» **What to produce**: Output all of the entries exactly as written.

» **Data records**:
+ + +

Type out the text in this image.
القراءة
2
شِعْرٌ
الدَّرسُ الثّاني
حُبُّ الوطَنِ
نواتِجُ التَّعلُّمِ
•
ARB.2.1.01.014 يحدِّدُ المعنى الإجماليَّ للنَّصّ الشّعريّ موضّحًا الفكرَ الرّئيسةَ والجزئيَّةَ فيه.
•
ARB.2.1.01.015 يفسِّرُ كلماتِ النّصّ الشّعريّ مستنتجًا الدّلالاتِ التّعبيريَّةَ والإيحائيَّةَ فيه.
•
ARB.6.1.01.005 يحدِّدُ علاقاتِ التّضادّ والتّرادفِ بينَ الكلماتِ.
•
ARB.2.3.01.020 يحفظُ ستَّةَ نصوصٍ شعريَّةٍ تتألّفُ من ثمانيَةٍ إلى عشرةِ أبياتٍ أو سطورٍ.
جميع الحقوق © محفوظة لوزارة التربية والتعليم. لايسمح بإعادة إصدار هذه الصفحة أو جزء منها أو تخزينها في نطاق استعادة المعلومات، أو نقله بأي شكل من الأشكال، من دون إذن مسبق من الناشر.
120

+ + +

» **Exercise solution**:
Type out the text in this image.
القراءة
2
شِعْرٌ
الدَّرسُ الثّاني
حُبُّ الوطَنِ
نواتِجُ التَّعلُّمِ
•
ARB.2.1.01.014 يحدِّدُ المعنى الإجماليَّ للنَّصّ الشّعريّ موضّحًا الفكرَ الرّئيسةَ والجزئيَّةَ فيه.
•
ARB.2.1.01.015 يفسِّرُ كلماتِ النّصّ الشّعريّ مستنتجًا الدّلالاتِ التّعبيريَّةَ والإيحائيَّةَ فيه.
•
ARB.6.1.01.005 يحدِّدُ علاقاتِ التّضادّ والتّرادفِ بينَ الكلماتِ.
•
ARB.2.3.01.020 يحفظُ ستَّةَ نصوصٍ شعريَّةٍ تتألّفُ من ثمانيَةٍ إلى عشرةِ أبياتٍ أو سطورٍ.
جميع الحقوق © محفوظة لوزارة التربية والتعليم. لايسمح بإعادة إصدار هذه الصفحة أو جزء منها أو تخزينها في نطاق استعادة المعلومات، أو نقله بأي شكل من الأشكال، من دون إذن مسبق من الناشر.
120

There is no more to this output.